Work to be completed → Your answer should be a single number: the count of lines containing "Weight".

Provided records →
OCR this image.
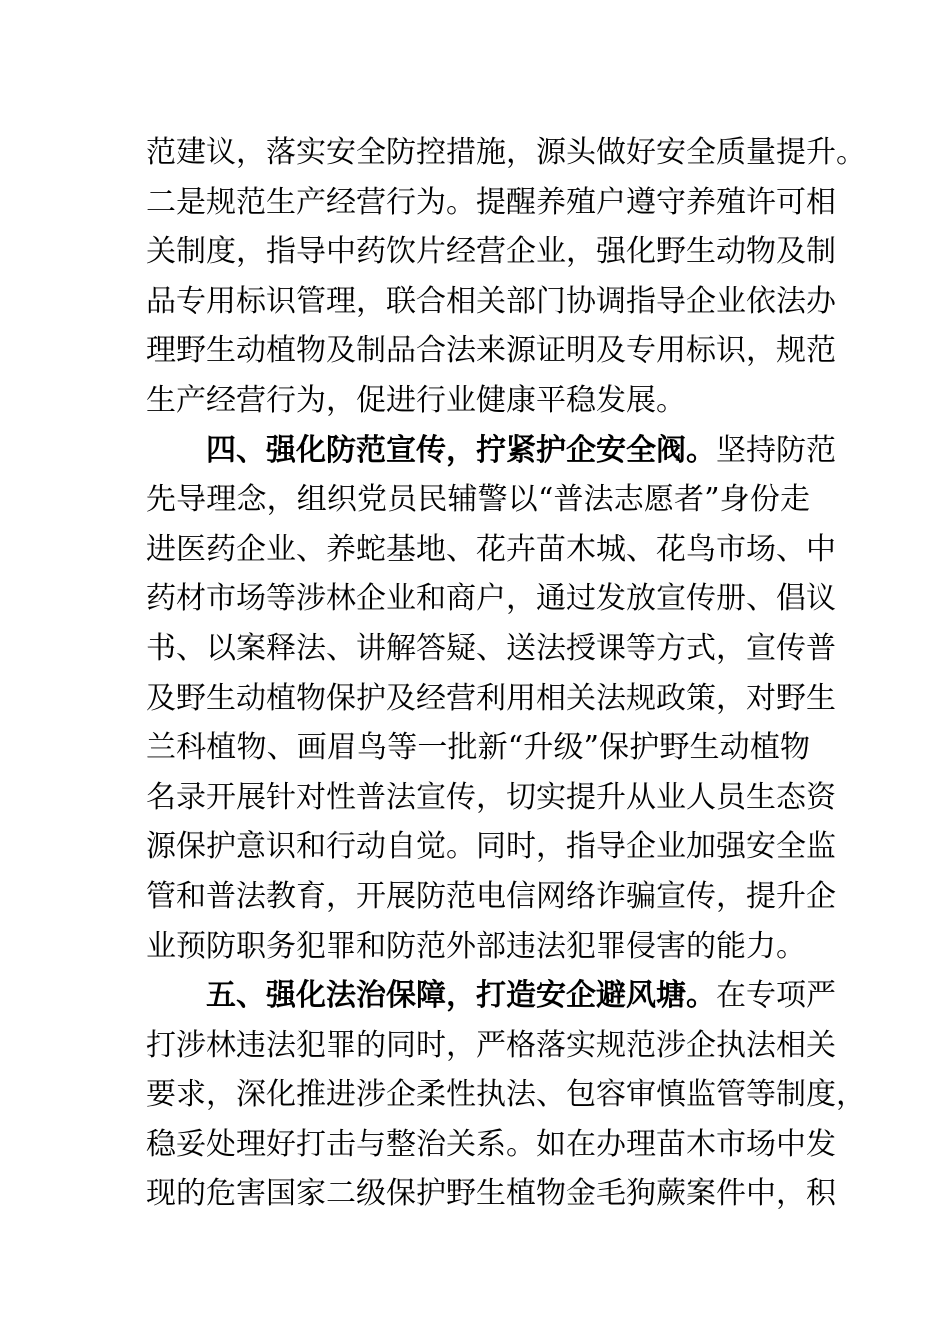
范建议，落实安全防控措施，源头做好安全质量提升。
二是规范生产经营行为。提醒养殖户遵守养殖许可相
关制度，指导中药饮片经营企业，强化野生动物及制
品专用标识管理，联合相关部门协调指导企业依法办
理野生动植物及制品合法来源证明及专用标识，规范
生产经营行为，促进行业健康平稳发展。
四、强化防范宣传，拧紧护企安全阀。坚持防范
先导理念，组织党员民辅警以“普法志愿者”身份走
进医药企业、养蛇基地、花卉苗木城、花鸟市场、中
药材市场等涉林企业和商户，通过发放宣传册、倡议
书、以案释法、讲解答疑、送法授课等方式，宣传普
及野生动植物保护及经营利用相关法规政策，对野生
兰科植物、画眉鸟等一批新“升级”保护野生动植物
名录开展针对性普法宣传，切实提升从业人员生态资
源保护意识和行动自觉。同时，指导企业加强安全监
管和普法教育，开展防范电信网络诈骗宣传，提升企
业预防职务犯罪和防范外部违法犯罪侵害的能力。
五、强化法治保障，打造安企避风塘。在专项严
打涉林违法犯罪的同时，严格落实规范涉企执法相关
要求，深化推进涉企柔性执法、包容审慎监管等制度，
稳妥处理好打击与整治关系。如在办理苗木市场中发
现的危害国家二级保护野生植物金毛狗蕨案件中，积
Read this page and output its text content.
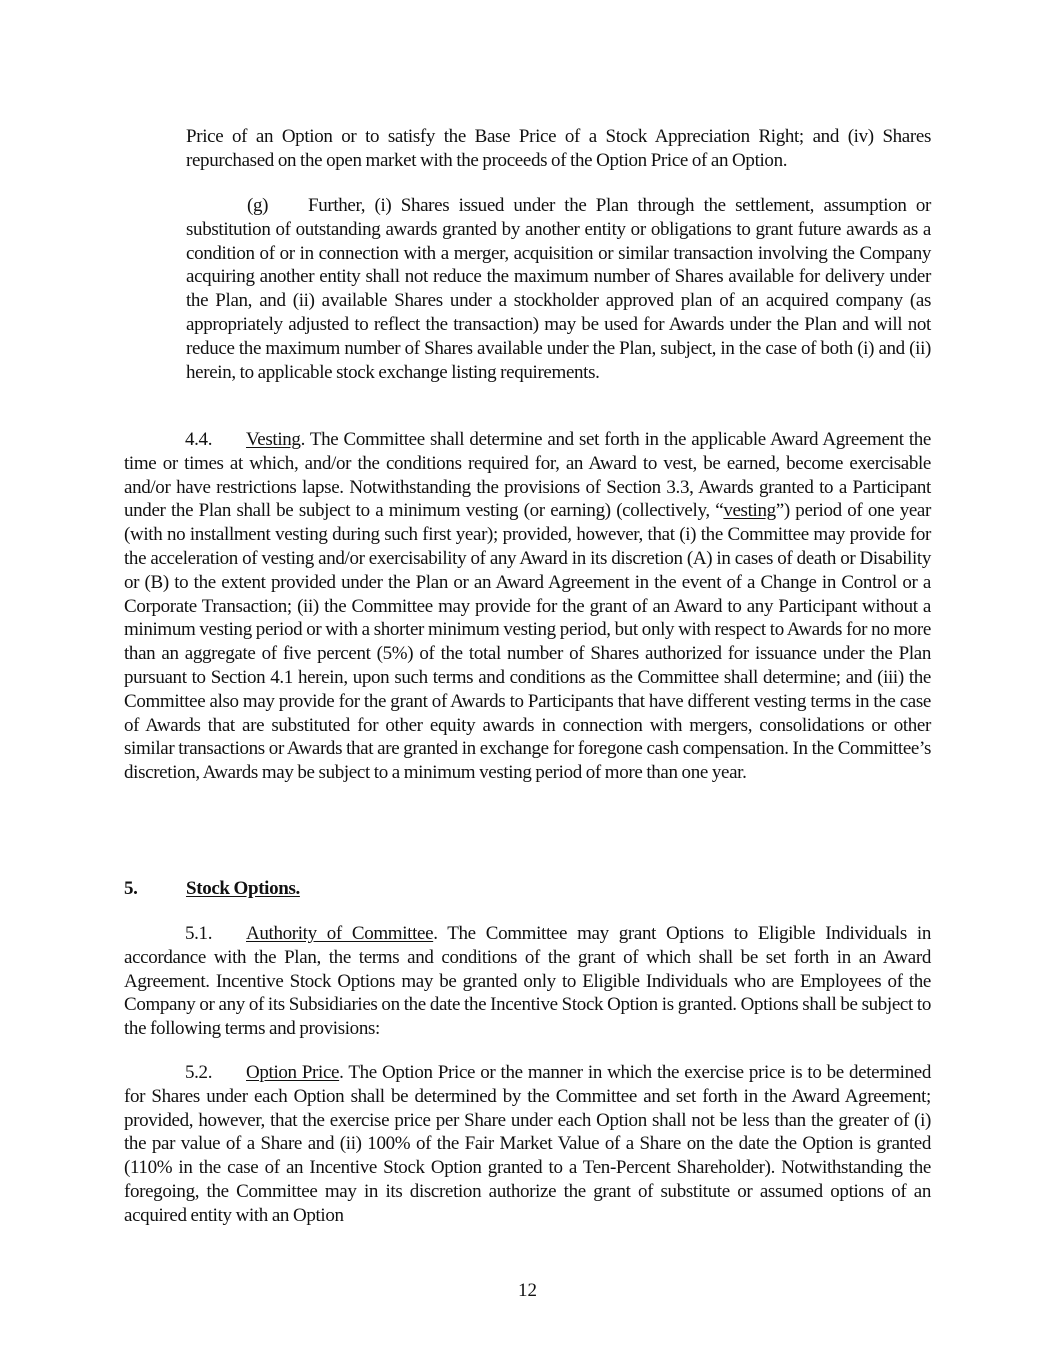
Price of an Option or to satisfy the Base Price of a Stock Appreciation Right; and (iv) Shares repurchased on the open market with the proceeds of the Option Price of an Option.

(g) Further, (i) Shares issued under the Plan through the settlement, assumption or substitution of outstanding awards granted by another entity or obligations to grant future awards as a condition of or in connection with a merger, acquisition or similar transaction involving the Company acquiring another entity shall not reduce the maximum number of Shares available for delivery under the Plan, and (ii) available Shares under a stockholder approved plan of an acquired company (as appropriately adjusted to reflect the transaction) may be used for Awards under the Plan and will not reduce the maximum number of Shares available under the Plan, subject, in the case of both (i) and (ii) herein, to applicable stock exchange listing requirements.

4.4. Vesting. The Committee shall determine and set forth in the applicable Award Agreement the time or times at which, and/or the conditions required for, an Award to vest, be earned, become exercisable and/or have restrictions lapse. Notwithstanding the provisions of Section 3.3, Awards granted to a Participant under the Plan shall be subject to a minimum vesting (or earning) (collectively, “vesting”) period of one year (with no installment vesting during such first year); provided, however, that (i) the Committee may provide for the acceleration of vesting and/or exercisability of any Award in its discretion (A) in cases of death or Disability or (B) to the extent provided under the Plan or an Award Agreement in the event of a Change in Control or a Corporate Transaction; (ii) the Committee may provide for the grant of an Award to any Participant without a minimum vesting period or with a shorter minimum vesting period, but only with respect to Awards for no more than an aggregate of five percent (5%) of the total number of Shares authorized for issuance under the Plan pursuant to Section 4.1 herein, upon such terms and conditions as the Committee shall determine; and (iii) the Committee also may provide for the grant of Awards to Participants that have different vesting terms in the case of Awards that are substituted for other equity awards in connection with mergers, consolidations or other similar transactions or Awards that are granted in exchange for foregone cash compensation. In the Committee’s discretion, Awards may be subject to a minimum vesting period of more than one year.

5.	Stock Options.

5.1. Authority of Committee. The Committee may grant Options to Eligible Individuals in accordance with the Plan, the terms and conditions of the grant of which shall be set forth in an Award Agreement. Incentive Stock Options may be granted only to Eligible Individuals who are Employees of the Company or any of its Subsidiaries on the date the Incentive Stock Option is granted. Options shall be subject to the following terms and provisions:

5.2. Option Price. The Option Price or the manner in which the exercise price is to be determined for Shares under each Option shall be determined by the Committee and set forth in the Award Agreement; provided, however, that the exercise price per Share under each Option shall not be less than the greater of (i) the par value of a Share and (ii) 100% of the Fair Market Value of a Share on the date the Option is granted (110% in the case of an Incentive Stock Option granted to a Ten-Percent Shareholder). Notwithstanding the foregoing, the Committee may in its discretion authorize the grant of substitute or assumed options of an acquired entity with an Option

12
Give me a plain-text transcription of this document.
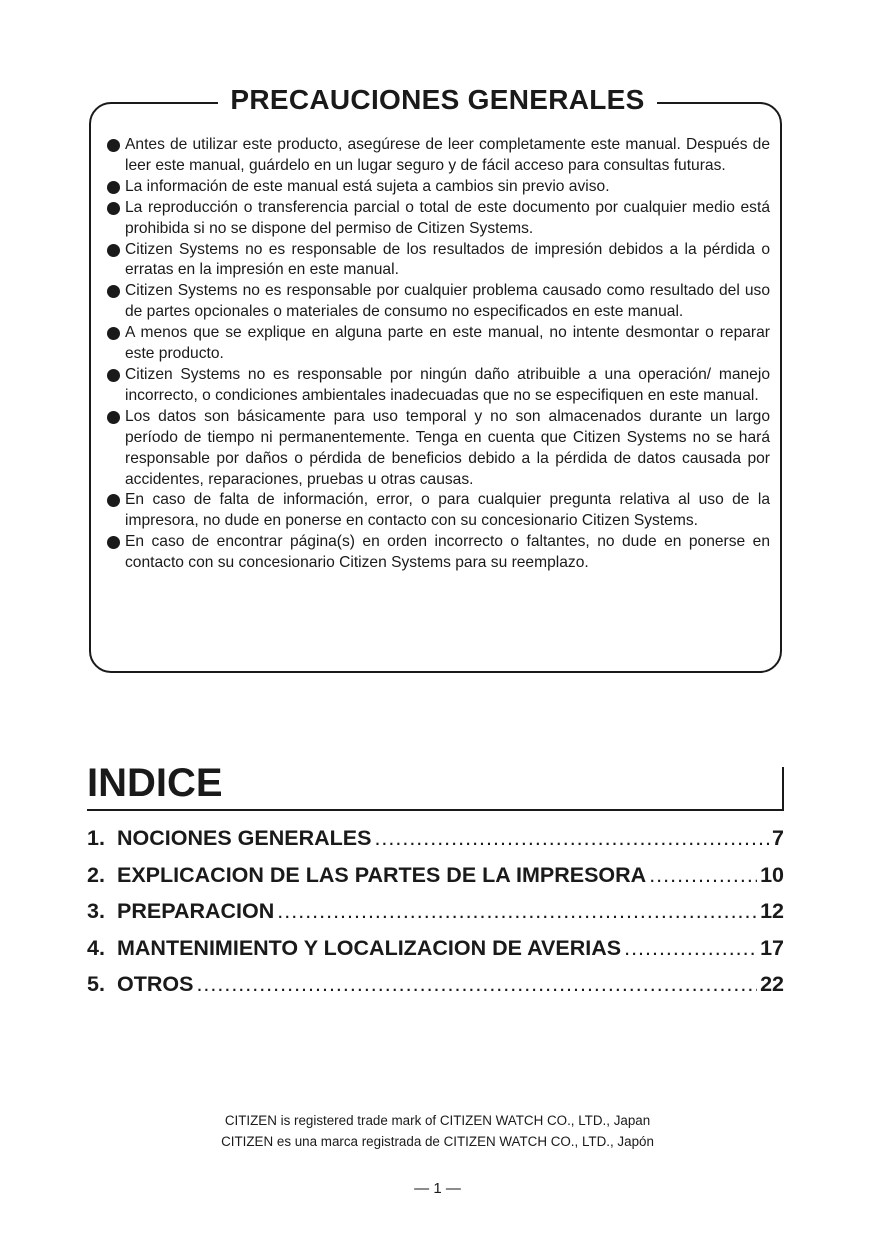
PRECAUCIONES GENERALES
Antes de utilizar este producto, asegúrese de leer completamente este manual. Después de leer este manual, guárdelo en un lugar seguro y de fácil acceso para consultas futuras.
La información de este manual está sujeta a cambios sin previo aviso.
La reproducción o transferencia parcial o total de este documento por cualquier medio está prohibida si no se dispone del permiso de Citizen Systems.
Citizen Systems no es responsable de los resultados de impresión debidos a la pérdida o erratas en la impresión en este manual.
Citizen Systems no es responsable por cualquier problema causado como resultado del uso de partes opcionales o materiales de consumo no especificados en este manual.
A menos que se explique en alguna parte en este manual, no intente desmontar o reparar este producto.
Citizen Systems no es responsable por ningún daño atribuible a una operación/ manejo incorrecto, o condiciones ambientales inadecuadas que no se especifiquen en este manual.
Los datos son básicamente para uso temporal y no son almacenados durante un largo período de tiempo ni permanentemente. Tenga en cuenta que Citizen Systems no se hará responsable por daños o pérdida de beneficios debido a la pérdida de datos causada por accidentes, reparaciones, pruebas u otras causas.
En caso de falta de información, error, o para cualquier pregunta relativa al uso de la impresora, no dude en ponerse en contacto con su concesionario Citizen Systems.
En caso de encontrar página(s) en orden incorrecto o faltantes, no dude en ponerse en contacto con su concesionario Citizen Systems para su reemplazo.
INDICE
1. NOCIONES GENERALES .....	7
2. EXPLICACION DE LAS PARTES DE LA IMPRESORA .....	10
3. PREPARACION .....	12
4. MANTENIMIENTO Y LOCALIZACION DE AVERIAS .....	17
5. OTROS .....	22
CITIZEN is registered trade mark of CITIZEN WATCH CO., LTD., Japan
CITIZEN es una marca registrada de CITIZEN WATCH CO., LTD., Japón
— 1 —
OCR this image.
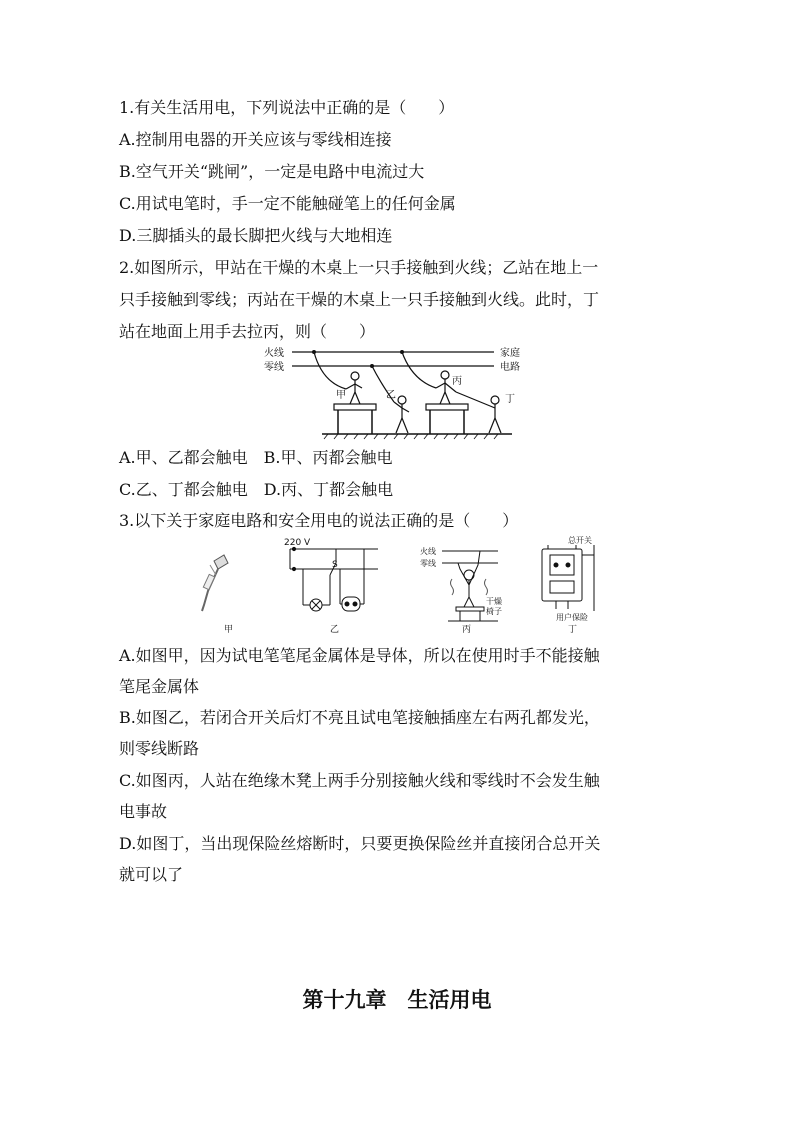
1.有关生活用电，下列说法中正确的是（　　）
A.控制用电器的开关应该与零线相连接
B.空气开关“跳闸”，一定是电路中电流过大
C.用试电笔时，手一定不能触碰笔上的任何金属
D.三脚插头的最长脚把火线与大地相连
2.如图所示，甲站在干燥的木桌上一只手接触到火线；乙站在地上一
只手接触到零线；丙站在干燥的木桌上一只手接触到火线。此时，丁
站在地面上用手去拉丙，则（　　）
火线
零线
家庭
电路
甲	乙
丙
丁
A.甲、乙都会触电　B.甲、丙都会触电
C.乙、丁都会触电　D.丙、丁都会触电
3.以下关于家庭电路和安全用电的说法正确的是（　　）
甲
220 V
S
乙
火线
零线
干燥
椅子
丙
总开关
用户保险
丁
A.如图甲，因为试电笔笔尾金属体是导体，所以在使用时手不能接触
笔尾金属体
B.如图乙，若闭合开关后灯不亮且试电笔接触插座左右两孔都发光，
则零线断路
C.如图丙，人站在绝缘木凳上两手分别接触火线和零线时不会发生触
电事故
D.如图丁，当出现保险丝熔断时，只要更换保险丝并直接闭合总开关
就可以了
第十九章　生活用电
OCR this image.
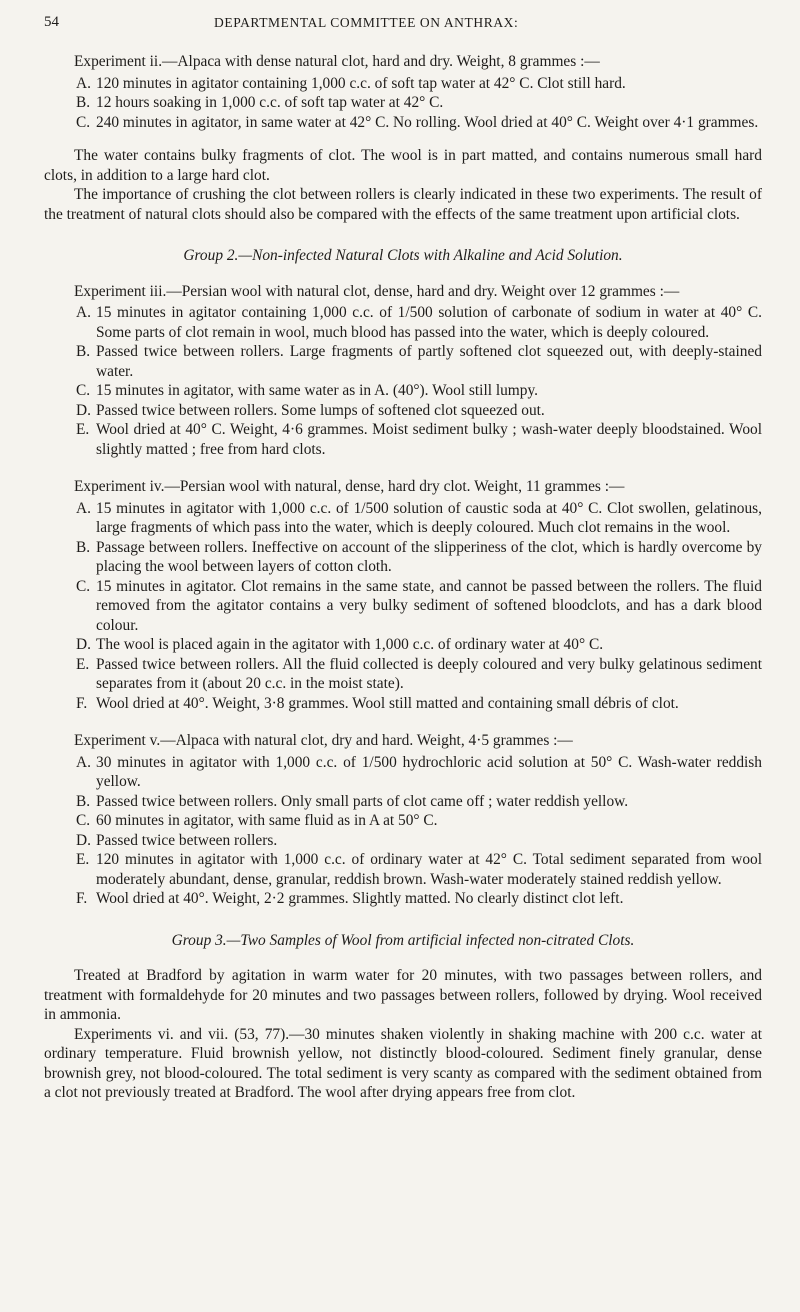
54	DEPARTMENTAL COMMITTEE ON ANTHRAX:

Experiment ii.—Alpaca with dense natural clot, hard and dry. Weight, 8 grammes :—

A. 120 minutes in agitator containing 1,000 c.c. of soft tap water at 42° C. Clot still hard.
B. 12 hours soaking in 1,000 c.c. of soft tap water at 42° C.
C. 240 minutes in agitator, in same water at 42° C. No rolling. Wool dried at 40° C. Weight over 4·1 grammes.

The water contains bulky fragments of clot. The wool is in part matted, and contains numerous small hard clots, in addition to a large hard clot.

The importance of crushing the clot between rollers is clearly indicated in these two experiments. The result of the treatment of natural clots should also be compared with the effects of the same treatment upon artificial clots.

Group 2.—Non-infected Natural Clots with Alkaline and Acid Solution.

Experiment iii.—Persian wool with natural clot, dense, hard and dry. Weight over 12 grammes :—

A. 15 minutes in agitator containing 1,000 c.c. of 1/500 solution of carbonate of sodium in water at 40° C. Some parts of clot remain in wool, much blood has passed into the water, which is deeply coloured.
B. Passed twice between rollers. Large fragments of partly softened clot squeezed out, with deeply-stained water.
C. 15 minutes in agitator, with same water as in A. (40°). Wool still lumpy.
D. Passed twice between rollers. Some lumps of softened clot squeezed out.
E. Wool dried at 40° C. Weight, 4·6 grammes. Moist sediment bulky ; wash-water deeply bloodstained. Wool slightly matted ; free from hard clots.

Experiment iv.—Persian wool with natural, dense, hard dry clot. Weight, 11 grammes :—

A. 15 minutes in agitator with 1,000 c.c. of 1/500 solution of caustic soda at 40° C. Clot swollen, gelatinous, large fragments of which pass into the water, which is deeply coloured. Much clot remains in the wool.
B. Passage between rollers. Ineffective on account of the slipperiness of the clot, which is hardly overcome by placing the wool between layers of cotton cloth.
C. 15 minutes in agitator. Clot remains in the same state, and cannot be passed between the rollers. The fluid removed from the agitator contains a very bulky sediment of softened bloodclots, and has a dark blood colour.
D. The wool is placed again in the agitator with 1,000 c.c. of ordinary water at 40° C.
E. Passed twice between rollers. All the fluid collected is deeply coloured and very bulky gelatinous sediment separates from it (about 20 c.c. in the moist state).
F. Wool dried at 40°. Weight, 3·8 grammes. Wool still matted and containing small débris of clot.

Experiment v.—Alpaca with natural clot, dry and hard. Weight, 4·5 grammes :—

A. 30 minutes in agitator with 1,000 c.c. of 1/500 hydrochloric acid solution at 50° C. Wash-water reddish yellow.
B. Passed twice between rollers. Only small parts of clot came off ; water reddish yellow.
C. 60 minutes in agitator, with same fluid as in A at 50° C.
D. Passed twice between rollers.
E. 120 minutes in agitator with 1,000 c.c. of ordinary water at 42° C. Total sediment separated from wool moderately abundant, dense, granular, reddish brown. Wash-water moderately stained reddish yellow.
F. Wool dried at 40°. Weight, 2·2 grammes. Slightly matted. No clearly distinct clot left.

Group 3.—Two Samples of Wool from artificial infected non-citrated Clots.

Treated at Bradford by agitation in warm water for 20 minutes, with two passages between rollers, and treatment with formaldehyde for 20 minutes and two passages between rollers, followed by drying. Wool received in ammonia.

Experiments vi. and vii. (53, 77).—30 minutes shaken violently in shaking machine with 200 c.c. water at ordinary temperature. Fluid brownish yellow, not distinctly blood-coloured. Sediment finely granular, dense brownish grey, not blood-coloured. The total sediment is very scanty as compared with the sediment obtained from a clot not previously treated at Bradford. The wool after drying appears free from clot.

Response to the task → 8